• _OBJECTIVE_: Pictures within the data are to be left out; everything else must be reproduced exactly.

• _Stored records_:
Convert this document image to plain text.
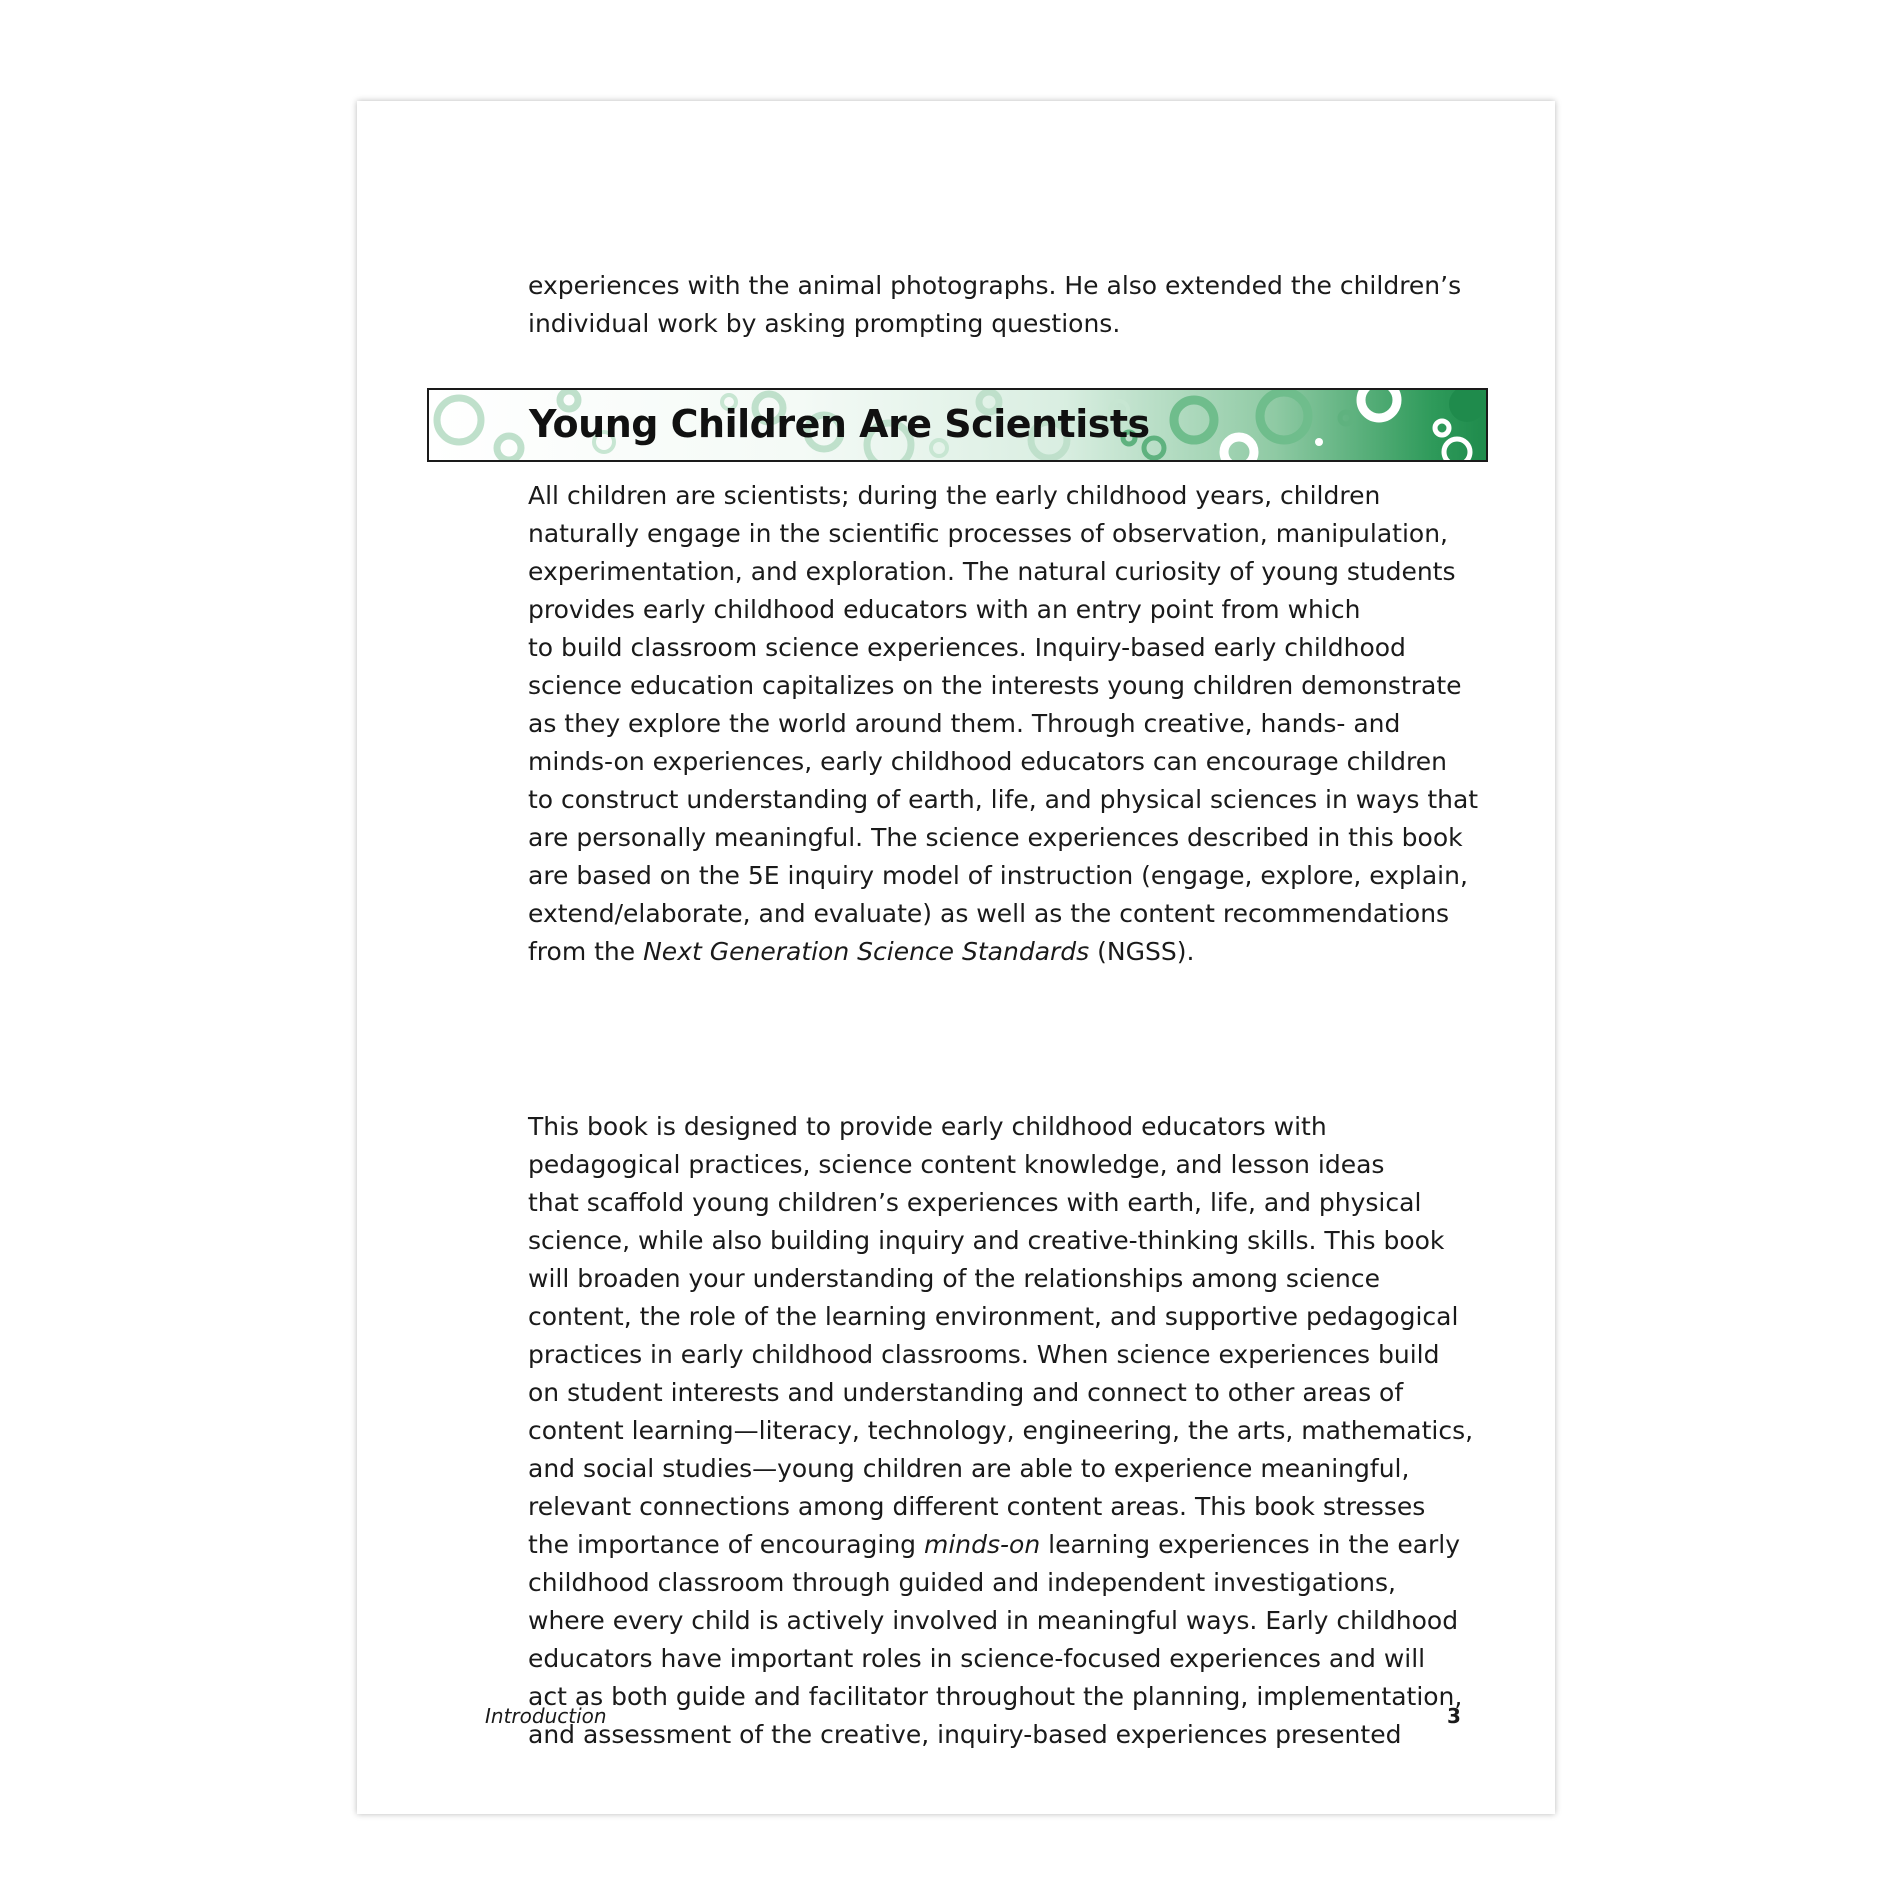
experiences with the animal photographs. He also extended the children’s
individual work by asking prompting questions.
Young Children Are Scientists
All children are scientists; during the early childhood years, children
naturally engage in the scientific processes of observation, manipulation,
experimentation, and exploration. The natural curiosity of young students
provides early childhood educators with an entry point from which
to build classroom science experiences. Inquiry-based early childhood
science education capitalizes on the interests young children demonstrate
as they explore the world around them. Through creative, hands- and
minds-on experiences, early childhood educators can encourage children
to construct understanding of earth, life, and physical sciences in ways that
are personally meaningful. The science experiences described in this book
are based on the 5E inquiry model of instruction (engage, explore, explain,
extend/elaborate, and evaluate) as well as the content recommendations
from the Next Generation Science Standards (NGSS).
This book is designed to provide early childhood educators with
pedagogical practices, science content knowledge, and lesson ideas
that scaffold young children’s experiences with earth, life, and physical
science, while also building inquiry and creative-thinking skills. This book
will broaden your understanding of the relationships among science
content, the role of the learning environment, and supportive pedagogical
practices in early childhood classrooms. When science experiences build
on student interests and understanding and connect to other areas of
content learning—literacy, technology, engineering, the arts, mathematics,
and social studies—young children are able to experience meaningful,
relevant connections among different content areas. This book stresses
the importance of encouraging minds-on learning experiences in the early
childhood classroom through guided and independent investigations,
where every child is actively involved in meaningful ways. Early childhood
educators have important roles in science-focused experiences and will
act as both guide and facilitator throughout the planning, implementation,
and assessment of the creative, inquiry-based experiences presented
Introduction	3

• _THE RESPONSE_:
Convert this document image to plain text.
experiences with the animal photographs. He also extended the children’s
individual work by asking prompting questions.
Young Children Are Scientists
All children are scientists; during the early childhood years, children
naturally engage in the scientific processes of observation, manipulation,
experimentation, and exploration. The natural curiosity of young students
provides early childhood educators with an entry point from which
to build classroom science experiences. Inquiry-based early childhood
science education capitalizes on the interests young children demonstrate
as they explore the world around them. Through creative, hands- and
minds-on experiences, early childhood educators can encourage children
to construct understanding of earth, life, and physical sciences in ways that
are personally meaningful. The science experiences described in this book
are based on the 5E inquiry model of instruction (engage, explore, explain,
extend/elaborate, and evaluate) as well as the content recommendations
from the Next Generation Science Standards (NGSS).
This book is designed to provide early childhood educators with
pedagogical practices, science content knowledge, and lesson ideas
that scaffold young children’s experiences with earth, life, and physical
science, while also building inquiry and creative-thinking skills. This book
will broaden your understanding of the relationships among science
content, the role of the learning environment, and supportive pedagogical
practices in early childhood classrooms. When science experiences build
on student interests and understanding and connect to other areas of
content learning—literacy, technology, engineering, the arts, mathematics,
and social studies—young children are able to experience meaningful,
relevant connections among different content areas. This book stresses
the importance of encouraging minds-on learning experiences in the early
childhood classroom through guided and independent investigations,
where every child is actively involved in meaningful ways. Early childhood
educators have important roles in science-focused experiences and will
act as both guide and facilitator throughout the planning, implementation,
and assessment of the creative, inquiry-based experiences presented
Introduction	3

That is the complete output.